**TASK PROMPT:** Look through the material below. Copy each line that contains the string "labels".

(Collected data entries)
□ □ □ □ □ □ □
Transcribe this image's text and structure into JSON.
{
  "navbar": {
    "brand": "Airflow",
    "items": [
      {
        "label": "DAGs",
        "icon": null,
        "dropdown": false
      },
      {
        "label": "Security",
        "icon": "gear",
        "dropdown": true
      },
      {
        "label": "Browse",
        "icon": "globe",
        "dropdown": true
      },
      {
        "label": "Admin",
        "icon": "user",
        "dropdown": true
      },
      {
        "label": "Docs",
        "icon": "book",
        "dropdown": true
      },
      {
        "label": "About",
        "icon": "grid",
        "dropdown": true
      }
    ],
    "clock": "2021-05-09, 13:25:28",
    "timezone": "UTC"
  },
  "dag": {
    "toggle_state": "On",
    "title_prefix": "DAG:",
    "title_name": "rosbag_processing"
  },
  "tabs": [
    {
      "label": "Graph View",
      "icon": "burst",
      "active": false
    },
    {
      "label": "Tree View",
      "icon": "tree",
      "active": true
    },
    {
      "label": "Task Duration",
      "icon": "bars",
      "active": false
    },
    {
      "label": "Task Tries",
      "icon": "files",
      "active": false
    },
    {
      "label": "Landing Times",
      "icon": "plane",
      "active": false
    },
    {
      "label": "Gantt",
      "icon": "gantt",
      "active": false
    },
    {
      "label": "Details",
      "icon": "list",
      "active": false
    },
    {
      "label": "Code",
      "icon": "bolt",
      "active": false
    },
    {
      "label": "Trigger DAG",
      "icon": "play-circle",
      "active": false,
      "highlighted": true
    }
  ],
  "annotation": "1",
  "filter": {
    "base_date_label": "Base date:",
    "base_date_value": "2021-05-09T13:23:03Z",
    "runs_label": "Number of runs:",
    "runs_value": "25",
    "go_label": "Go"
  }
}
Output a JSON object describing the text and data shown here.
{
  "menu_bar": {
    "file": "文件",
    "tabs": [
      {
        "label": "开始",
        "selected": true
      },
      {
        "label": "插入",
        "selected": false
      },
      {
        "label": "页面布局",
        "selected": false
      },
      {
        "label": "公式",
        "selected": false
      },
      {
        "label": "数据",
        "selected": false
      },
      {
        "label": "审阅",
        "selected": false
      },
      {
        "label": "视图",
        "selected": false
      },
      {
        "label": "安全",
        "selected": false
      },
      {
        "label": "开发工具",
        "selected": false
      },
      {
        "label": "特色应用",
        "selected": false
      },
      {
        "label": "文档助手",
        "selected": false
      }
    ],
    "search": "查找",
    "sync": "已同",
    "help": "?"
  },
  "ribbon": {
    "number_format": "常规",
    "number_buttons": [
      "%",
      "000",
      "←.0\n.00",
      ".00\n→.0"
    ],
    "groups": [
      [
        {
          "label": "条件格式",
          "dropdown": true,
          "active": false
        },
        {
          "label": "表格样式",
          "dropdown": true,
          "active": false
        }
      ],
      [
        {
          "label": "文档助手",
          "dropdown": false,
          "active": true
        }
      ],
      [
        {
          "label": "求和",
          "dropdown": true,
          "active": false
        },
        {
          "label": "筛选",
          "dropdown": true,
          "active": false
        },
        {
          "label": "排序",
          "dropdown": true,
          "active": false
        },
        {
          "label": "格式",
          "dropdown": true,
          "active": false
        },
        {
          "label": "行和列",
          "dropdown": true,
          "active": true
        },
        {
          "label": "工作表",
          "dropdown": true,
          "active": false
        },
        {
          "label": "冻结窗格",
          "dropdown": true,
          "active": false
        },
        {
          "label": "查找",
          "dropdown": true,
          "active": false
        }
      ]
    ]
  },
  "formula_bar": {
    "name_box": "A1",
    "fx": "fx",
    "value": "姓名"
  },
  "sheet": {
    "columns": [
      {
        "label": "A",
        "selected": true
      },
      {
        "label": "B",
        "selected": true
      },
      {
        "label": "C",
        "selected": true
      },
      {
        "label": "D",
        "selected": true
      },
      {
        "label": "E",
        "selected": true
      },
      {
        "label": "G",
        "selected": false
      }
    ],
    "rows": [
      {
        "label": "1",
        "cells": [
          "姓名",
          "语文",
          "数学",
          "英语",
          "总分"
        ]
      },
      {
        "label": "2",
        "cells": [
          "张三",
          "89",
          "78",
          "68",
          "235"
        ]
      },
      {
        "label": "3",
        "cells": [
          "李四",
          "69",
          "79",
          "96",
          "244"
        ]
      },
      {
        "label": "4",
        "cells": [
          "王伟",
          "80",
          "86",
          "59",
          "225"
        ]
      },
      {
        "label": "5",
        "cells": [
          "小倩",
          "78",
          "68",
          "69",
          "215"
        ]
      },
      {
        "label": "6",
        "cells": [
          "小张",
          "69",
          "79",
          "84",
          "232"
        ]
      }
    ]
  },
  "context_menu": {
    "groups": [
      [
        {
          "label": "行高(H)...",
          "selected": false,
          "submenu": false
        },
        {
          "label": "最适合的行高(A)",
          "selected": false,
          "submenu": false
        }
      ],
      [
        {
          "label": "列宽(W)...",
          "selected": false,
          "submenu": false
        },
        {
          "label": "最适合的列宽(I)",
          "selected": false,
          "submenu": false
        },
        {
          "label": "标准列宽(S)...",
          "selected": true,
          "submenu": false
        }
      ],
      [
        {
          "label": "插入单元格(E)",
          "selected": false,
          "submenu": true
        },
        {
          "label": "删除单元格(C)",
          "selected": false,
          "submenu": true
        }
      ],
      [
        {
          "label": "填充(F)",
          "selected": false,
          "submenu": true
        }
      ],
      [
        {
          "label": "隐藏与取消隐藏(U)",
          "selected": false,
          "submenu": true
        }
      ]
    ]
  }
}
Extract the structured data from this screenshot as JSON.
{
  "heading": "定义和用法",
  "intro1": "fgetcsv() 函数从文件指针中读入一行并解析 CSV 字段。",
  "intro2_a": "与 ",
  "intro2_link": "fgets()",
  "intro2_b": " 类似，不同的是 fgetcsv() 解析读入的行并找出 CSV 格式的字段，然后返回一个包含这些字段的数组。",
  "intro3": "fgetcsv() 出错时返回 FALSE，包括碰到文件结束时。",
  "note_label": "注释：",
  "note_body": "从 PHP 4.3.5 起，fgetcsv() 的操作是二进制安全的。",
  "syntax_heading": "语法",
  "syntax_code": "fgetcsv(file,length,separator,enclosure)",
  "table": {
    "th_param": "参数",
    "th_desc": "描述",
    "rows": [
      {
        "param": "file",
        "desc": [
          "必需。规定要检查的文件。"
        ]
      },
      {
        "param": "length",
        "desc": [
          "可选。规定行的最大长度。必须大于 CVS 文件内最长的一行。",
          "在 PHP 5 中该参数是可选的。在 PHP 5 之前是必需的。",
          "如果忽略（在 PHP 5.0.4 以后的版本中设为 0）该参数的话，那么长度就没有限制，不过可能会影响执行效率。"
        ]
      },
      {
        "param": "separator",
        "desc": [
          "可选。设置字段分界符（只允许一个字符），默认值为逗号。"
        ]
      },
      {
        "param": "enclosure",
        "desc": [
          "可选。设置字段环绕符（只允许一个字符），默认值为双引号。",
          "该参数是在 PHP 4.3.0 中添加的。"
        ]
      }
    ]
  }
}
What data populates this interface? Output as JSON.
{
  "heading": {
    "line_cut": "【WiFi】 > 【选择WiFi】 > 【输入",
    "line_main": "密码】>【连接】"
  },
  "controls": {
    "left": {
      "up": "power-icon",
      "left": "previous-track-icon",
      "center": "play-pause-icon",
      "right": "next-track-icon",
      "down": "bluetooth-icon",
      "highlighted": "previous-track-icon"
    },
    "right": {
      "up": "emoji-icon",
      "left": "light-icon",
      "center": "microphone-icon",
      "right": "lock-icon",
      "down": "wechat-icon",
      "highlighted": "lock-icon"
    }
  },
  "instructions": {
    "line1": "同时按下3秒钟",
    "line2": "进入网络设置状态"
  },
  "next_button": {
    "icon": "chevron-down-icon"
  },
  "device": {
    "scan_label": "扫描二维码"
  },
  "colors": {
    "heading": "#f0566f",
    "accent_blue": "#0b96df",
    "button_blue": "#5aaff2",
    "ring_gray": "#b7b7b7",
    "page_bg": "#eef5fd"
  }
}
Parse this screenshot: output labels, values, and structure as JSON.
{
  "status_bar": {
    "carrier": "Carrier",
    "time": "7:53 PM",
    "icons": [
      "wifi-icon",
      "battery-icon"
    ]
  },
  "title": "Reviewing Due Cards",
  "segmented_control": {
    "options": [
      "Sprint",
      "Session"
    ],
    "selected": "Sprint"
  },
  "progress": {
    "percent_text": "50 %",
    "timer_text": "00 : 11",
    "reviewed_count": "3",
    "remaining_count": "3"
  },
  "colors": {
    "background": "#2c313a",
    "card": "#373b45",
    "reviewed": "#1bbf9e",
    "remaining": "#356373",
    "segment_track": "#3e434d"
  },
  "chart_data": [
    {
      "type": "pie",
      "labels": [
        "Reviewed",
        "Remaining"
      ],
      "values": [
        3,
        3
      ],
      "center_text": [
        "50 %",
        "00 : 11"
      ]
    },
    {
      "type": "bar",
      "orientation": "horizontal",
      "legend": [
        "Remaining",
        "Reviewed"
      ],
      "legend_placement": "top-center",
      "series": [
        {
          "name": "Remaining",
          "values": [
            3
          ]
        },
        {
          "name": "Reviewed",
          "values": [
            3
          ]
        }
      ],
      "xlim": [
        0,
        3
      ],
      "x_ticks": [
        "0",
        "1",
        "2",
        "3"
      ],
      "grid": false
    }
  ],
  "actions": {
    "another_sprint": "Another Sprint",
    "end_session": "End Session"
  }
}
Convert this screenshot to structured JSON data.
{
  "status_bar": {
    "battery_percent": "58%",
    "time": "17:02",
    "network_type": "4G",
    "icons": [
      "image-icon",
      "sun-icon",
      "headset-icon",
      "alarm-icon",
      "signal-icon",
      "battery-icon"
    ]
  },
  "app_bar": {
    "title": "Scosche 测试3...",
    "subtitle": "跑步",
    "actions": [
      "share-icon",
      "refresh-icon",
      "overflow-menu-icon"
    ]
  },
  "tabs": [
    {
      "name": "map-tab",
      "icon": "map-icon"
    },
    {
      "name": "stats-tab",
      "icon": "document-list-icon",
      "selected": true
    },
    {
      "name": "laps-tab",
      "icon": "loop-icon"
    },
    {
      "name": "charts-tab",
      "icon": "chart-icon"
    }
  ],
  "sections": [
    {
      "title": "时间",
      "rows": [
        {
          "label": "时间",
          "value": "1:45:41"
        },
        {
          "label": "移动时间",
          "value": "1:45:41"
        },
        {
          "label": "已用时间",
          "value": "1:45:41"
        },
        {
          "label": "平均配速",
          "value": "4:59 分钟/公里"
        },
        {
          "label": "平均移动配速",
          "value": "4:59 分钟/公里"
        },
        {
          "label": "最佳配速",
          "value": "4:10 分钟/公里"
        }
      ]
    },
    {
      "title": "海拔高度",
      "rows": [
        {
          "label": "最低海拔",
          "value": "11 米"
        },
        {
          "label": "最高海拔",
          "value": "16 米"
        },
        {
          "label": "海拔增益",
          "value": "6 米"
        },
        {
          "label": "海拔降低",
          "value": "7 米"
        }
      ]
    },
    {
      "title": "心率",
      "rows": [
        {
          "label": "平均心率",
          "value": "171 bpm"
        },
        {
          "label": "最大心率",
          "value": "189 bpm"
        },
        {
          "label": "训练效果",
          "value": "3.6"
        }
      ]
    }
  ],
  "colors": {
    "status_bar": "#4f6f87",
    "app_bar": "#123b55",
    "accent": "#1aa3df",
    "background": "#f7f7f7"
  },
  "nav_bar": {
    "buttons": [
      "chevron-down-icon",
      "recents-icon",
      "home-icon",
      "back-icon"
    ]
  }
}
□ □ □ □ □ □ □
**RESULT OF THE EXERCISE:**
Parse this screenshot: output labels, values, and structure as JSON.
      "labels": [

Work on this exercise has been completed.